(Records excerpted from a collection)

•••

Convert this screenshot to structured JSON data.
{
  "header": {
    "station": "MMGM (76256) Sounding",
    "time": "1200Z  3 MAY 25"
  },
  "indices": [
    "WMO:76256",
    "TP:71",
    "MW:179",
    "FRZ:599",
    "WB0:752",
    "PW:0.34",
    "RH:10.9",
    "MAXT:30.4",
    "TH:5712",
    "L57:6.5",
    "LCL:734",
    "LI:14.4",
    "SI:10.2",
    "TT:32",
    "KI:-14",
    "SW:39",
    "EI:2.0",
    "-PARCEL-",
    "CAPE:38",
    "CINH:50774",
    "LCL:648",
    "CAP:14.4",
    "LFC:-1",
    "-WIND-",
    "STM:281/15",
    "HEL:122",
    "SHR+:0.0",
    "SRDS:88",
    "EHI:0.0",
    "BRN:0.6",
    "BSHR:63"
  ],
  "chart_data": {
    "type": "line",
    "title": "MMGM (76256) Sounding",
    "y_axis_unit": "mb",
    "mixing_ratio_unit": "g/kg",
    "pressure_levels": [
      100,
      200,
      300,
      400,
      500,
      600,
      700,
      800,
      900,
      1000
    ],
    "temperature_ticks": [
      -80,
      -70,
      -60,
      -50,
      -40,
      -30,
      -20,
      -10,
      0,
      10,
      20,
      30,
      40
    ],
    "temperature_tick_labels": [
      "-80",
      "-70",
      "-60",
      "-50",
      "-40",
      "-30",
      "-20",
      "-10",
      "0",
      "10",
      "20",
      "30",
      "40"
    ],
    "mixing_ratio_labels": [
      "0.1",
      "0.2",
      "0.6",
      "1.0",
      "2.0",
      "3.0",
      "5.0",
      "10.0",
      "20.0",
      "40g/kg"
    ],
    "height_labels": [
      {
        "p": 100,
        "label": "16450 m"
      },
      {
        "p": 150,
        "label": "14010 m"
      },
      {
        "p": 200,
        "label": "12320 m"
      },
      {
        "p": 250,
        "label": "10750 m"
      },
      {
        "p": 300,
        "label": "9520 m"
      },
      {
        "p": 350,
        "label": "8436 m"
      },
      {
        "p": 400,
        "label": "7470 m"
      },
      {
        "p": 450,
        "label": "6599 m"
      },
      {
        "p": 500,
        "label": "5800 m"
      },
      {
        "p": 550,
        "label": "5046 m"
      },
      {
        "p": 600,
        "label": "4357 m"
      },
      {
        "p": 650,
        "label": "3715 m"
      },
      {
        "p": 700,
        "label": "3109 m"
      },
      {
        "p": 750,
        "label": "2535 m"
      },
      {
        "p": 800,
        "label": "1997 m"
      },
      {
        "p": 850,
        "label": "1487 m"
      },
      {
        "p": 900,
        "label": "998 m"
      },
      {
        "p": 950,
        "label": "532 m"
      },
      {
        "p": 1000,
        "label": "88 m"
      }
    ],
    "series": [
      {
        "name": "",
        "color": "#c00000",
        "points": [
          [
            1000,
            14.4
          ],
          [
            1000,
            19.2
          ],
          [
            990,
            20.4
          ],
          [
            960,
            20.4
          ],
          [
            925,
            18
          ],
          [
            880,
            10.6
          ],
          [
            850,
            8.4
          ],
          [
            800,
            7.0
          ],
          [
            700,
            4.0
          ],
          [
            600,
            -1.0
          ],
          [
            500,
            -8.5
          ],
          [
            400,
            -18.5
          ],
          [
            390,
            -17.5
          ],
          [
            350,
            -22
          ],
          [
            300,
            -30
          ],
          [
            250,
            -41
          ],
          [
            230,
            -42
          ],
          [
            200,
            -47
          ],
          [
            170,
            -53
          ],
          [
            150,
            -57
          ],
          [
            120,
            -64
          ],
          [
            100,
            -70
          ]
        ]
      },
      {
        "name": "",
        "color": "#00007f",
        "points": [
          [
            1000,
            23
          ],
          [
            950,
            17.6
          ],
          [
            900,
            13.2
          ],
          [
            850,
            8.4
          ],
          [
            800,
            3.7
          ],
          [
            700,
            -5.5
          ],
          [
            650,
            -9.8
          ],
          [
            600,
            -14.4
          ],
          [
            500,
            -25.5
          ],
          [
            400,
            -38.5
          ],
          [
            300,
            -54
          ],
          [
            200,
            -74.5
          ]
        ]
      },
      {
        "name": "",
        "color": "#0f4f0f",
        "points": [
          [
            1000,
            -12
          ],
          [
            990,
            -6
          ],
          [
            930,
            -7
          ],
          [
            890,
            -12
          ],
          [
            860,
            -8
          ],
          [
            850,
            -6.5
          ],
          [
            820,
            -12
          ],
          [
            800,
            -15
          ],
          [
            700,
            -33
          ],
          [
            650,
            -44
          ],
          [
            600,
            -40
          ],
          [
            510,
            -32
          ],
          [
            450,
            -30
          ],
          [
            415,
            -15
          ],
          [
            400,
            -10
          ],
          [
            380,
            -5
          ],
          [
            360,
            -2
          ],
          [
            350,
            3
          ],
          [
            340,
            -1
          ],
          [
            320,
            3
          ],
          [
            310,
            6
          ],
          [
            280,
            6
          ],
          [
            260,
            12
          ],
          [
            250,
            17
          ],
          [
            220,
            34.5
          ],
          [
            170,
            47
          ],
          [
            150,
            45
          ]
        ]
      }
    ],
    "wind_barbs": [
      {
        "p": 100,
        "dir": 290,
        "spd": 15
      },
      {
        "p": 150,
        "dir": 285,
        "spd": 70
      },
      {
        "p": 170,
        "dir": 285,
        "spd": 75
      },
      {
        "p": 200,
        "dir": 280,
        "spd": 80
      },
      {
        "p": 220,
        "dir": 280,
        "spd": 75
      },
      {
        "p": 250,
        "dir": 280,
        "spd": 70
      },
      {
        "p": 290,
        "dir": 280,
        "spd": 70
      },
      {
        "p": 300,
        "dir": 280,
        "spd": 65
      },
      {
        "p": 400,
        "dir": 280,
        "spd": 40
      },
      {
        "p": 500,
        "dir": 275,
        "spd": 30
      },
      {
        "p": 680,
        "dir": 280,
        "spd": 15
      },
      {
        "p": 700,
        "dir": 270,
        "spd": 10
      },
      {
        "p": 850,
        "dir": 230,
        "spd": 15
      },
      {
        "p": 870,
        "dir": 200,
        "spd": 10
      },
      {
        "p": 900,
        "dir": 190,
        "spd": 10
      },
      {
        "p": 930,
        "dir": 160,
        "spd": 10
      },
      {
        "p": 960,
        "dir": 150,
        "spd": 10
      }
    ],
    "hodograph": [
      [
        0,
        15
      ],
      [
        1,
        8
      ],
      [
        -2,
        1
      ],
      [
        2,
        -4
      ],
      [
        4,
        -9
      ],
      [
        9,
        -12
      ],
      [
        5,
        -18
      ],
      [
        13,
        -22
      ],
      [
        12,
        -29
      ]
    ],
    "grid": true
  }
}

•••

Your objective:
Quote the data in full, keeping each word unchanged.

Output of the task:
Convert this screenshot to structured JSON data.
{
  "header": {
    "station": "MMGM (76256) Sounding",
    "time": "1200Z  3 MAY 25"
  },
  "indices": [
    "WMO:76256",
    "TP:71",
    "MW:179",
    "FRZ:599",
    "WB0:752",
    "PW:0.34",
    "RH:10.9",
    "MAXT:30.4",
    "TH:5712",
    "L57:6.5",
    "LCL:734",
    "LI:14.4",
    "SI:10.2",
    "TT:32",
    "KI:-14",
    "SW:39",
    "EI:2.0",
    "-PARCEL-",
    "CAPE:38",
    "CINH:50774",
    "LCL:648",
    "CAP:14.4",
    "LFC:-1",
    "-WIND-",
    "STM:281/15",
    "HEL:122",
    "SHR+:0.0",
    "SRDS:88",
    "EHI:0.0",
    "BRN:0.6",
    "BSHR:63"
  ],
  "chart_data": {
    "type": "line",
    "title": "MMGM (76256) Sounding",
    "y_axis_unit": "mb",
    "mixing_ratio_unit": "g/kg",
    "pressure_levels": [
      100,
      200,
      300,
      400,
      500,
      600,
      700,
      800,
      900,
      1000
    ],
    "temperature_ticks": [
      -80,
      -70,
      -60,
      -50,
      -40,
      -30,
      -20,
      -10,
      0,
      10,
      20,
      30,
      40
    ],
    "temperature_tick_labels": [
      "-80",
      "-70",
      "-60",
      "-50",
      "-40",
      "-30",
      "-20",
      "-10",
      "0",
      "10",
      "20",
      "30",
      "40"
    ],
    "mixing_ratio_labels": [
      "0.1",
      "0.2",
      "0.6",
      "1.0",
      "2.0",
      "3.0",
      "5.0",
      "10.0",
      "20.0",
      "40g/kg"
    ],
    "height_labels": [
      {
        "p": 100,
        "label": "16450 m"
      },
      {
        "p": 150,
        "label": "14010 m"
      },
      {
        "p": 200,
        "label": "12320 m"
      },
      {
        "p": 250,
        "label": "10750 m"
      },
      {
        "p": 300,
        "label": "9520 m"
      },
      {
        "p": 350,
        "label": "8436 m"
      },
      {
        "p": 400,
        "label": "7470 m"
      },
      {
        "p": 450,
        "label": "6599 m"
      },
      {
        "p": 500,
        "label": "5800 m"
      },
      {
        "p": 550,
        "label": "5046 m"
      },
      {
        "p": 600,
        "label": "4357 m"
      },
      {
        "p": 650,
        "label": "3715 m"
      },
      {
        "p": 700,
        "label": "3109 m"
      },
      {
        "p": 750,
        "label": "2535 m"
      },
      {
        "p": 800,
        "label": "1997 m"
      },
      {
        "p": 850,
        "label": "1487 m"
      },
      {
        "p": 900,
        "label": "998 m"
      },
      {
        "p": 950,
        "label": "532 m"
      },
      {
        "p": 1000,
        "label": "88 m"
      }
    ],
    "series": [
      {
        "name": "",
        "color": "#c00000",
        "points": [
          [
            1000,
            14.4
          ],
          [
            1000,
            19.2
          ],
          [
            990,
            20.4
          ],
          [
            960,
            20.4
          ],
          [
            925,
            18
          ],
          [
            880,
            10.6
          ],
          [
            850,
            8.4
          ],
          [
            800,
            7.0
          ],
          [
            700,
            4.0
          ],
          [
            600,
            -1.0
          ],
          [
            500,
            -8.5
          ],
          [
            400,
            -18.5
          ],
          [
            390,
            -17.5
          ],
          [
            350,
            -22
          ],
          [
            300,
            -30
          ],
          [
            250,
            -41
          ],
          [
            230,
            -42
          ],
          [
            200,
            -47
          ],
          [
            170,
            -53
          ],
          [
            150,
            -57
          ],
          [
            120,
            -64
          ],
          [
            100,
            -70
          ]
        ]
      },
      {
        "name": "",
        "color": "#00007f",
        "points": [
          [
            1000,
            23
          ],
          [
            950,
            17.6
          ],
          [
            900,
            13.2
          ],
          [
            850,
            8.4
          ],
          [
            800,
            3.7
          ],
          [
            700,
            -5.5
          ],
          [
            650,
            -9.8
          ],
          [
            600,
            -14.4
          ],
          [
            500,
            -25.5
          ],
          [
            400,
            -38.5
          ],
          [
            300,
            -54
          ],
          [
            200,
            -74.5
          ]
        ]
      },
      {
        "name": "",
        "color": "#0f4f0f",
        "points": [
          [
            1000,
            -12
          ],
          [
            990,
            -6
          ],
          [
            930,
            -7
          ],
          [
            890,
            -12
          ],
          [
            860,
            -8
          ],
          [
            850,
            -6.5
          ],
          [
            820,
            -12
          ],
          [
            800,
            -15
          ],
          [
            700,
            -33
          ],
          [
            650,
            -44
          ],
          [
            600,
            -40
          ],
          [
            510,
            -32
          ],
          [
            450,
            -30
          ],
          [
            415,
            -15
          ],
          [
            400,
            -10
          ],
          [
            380,
            -5
          ],
          [
            360,
            -2
          ],
          [
            350,
            3
          ],
          [
            340,
            -1
          ],
          [
            320,
            3
          ],
          [
            310,
            6
          ],
          [
            280,
            6
          ],
          [
            260,
            12
          ],
          [
            250,
            17
          ],
          [
            220,
            34.5
          ],
          [
            170,
            47
          ],
          [
            150,
            45
          ]
        ]
      }
    ],
    "wind_barbs": [
      {
        "p": 100,
        "dir": 290,
        "spd": 15
      },
      {
        "p": 150,
        "dir": 285,
        "spd": 70
      },
      {
        "p": 170,
        "dir": 285,
        "spd": 75
      },
      {
        "p": 200,
        "dir": 280,
        "spd": 80
      },
      {
        "p": 220,
        "dir": 280,
        "spd": 75
      },
      {
        "p": 250,
        "dir": 280,
        "spd": 70
      },
      {
        "p": 290,
        "dir": 280,
        "spd": 70
      },
      {
        "p": 300,
        "dir": 280,
        "spd": 65
      },
      {
        "p": 400,
        "dir": 280,
        "spd": 40
      },
      {
        "p": 500,
        "dir": 275,
        "spd": 30
      },
      {
        "p": 680,
        "dir": 280,
        "spd": 15
      },
      {
        "p": 700,
        "dir": 270,
        "spd": 10
      },
      {
        "p": 850,
        "dir": 230,
        "spd": 15
      },
      {
        "p": 870,
        "dir": 200,
        "spd": 10
      },
      {
        "p": 900,
        "dir": 190,
        "spd": 10
      },
      {
        "p": 930,
        "dir": 160,
        "spd": 10
      },
      {
        "p": 960,
        "dir": 150,
        "spd": 10
      }
    ],
    "hodograph": [
      [
        0,
        15
      ],
      [
        1,
        8
      ],
      [
        -2,
        1
      ],
      [
        2,
        -4
      ],
      [
        4,
        -9
      ],
      [
        9,
        -12
      ],
      [
        5,
        -18
      ],
      [
        13,
        -22
      ],
      [
        12,
        -29
      ]
    ],
    "grid": true
  }
}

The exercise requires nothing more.